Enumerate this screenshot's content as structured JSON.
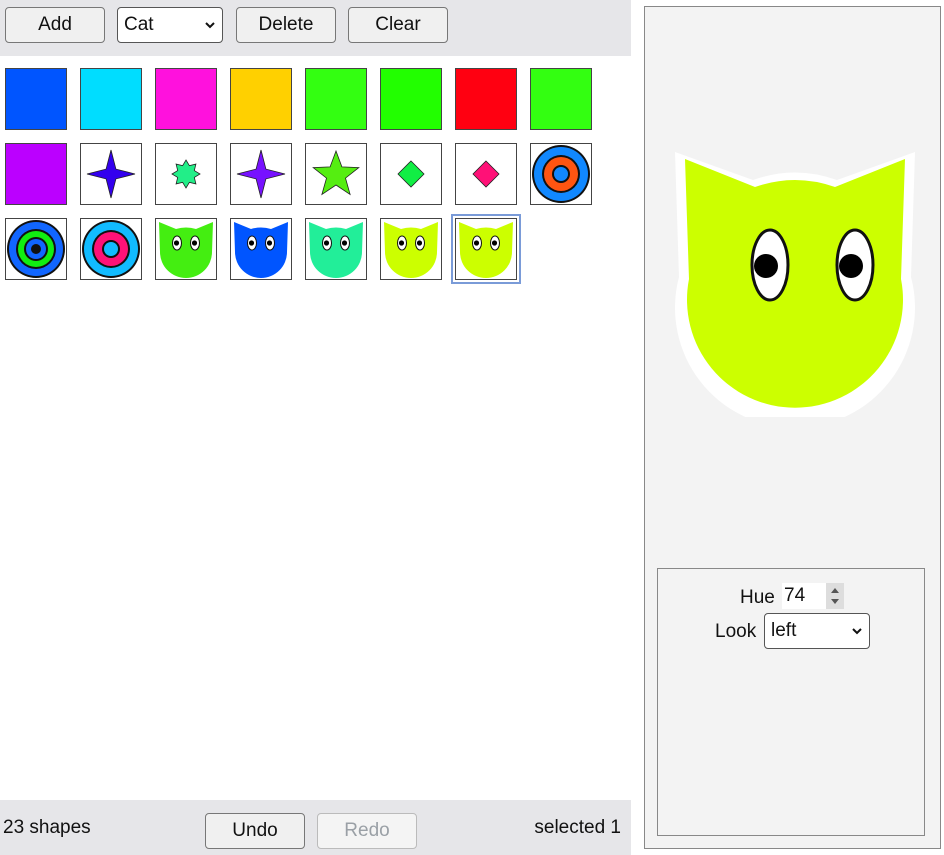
{
  "toolbar": {
    "add_label": "Add",
    "shape_select_value": "Cat",
    "delete_label": "Delete",
    "clear_label": "Clear"
  },
  "status": {
    "count_text": "23 shapes",
    "undo_label": "Undo",
    "redo_label": "Redo",
    "selected_text": "selected 1"
  },
  "inspector": {
    "hue_label": "Hue",
    "hue_value": "74",
    "look_label": "Look",
    "look_value": "left"
  },
  "shapes": [
    {
      "kind": "square",
      "color": "#0055ff"
    },
    {
      "kind": "square",
      "color": "#00ddff"
    },
    {
      "kind": "square",
      "color": "#ff11dd"
    },
    {
      "kind": "square",
      "color": "#ffd000"
    },
    {
      "kind": "square",
      "color": "#33ff11"
    },
    {
      "kind": "square",
      "color": "#22ff00"
    },
    {
      "kind": "square",
      "color": "#ff0011"
    },
    {
      "kind": "square",
      "color": "#33ff11"
    },
    {
      "kind": "square",
      "color": "#bb00ff"
    },
    {
      "kind": "star4",
      "color": "#3300ee"
    },
    {
      "kind": "burst",
      "color": "#22ee88"
    },
    {
      "kind": "star4",
      "color": "#7711ff"
    },
    {
      "kind": "star5",
      "color": "#55ee11"
    },
    {
      "kind": "diamond",
      "color": "#11ee44"
    },
    {
      "kind": "diamond",
      "color": "#ff1177"
    },
    {
      "kind": "target",
      "color": "#ff5511",
      "ring": "#1188ff"
    },
    {
      "kind": "target3",
      "color": "#11ee11",
      "ring": "#1166ff"
    },
    {
      "kind": "target",
      "color": "#ff1177",
      "ring": "#11bbff"
    },
    {
      "kind": "cat",
      "color": "#44ee11"
    },
    {
      "kind": "cat",
      "color": "#0055ff"
    },
    {
      "kind": "cat",
      "color": "#22ee99"
    },
    {
      "kind": "cat",
      "color": "#ccff00"
    },
    {
      "kind": "cat",
      "color": "#ccff00",
      "selected": true
    }
  ],
  "preview": {
    "kind": "cat",
    "color": "#ccff00",
    "look": "left"
  }
}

### EXERCISE TASK
Quote the material exactly. Pictures stay out.

### ANSWER TO THIS EXERCISE
Enumerate this screenshot's content as structured JSON.
{
  "toolbar": {
    "add_label": "Add",
    "shape_select_value": "Cat",
    "delete_label": "Delete",
    "clear_label": "Clear"
  },
  "status": {
    "count_text": "23 shapes",
    "undo_label": "Undo",
    "redo_label": "Redo",
    "selected_text": "selected 1"
  },
  "inspector": {
    "hue_label": "Hue",
    "hue_value": "74",
    "look_label": "Look",
    "look_value": "left"
  },
  "shapes": [
    {
      "kind": "square",
      "color": "#0055ff"
    },
    {
      "kind": "square",
      "color": "#00ddff"
    },
    {
      "kind": "square",
      "color": "#ff11dd"
    },
    {
      "kind": "square",
      "color": "#ffd000"
    },
    {
      "kind": "square",
      "color": "#33ff11"
    },
    {
      "kind": "square",
      "color": "#22ff00"
    },
    {
      "kind": "square",
      "color": "#ff0011"
    },
    {
      "kind": "square",
      "color": "#33ff11"
    },
    {
      "kind": "square",
      "color": "#bb00ff"
    },
    {
      "kind": "star4",
      "color": "#3300ee"
    },
    {
      "kind": "burst",
      "color": "#22ee88"
    },
    {
      "kind": "star4",
      "color": "#7711ff"
    },
    {
      "kind": "star5",
      "color": "#55ee11"
    },
    {
      "kind": "diamond",
      "color": "#11ee44"
    },
    {
      "kind": "diamond",
      "color": "#ff1177"
    },
    {
      "kind": "target",
      "color": "#ff5511",
      "ring": "#1188ff"
    },
    {
      "kind": "target3",
      "color": "#11ee11",
      "ring": "#1166ff"
    },
    {
      "kind": "target",
      "color": "#ff1177",
      "ring": "#11bbff"
    },
    {
      "kind": "cat",
      "color": "#44ee11"
    },
    {
      "kind": "cat",
      "color": "#0055ff"
    },
    {
      "kind": "cat",
      "color": "#22ee99"
    },
    {
      "kind": "cat",
      "color": "#ccff00"
    },
    {
      "kind": "cat",
      "color": "#ccff00",
      "selected": true
    }
  ],
  "preview": {
    "kind": "cat",
    "color": "#ccff00",
    "look": "left"
  }
}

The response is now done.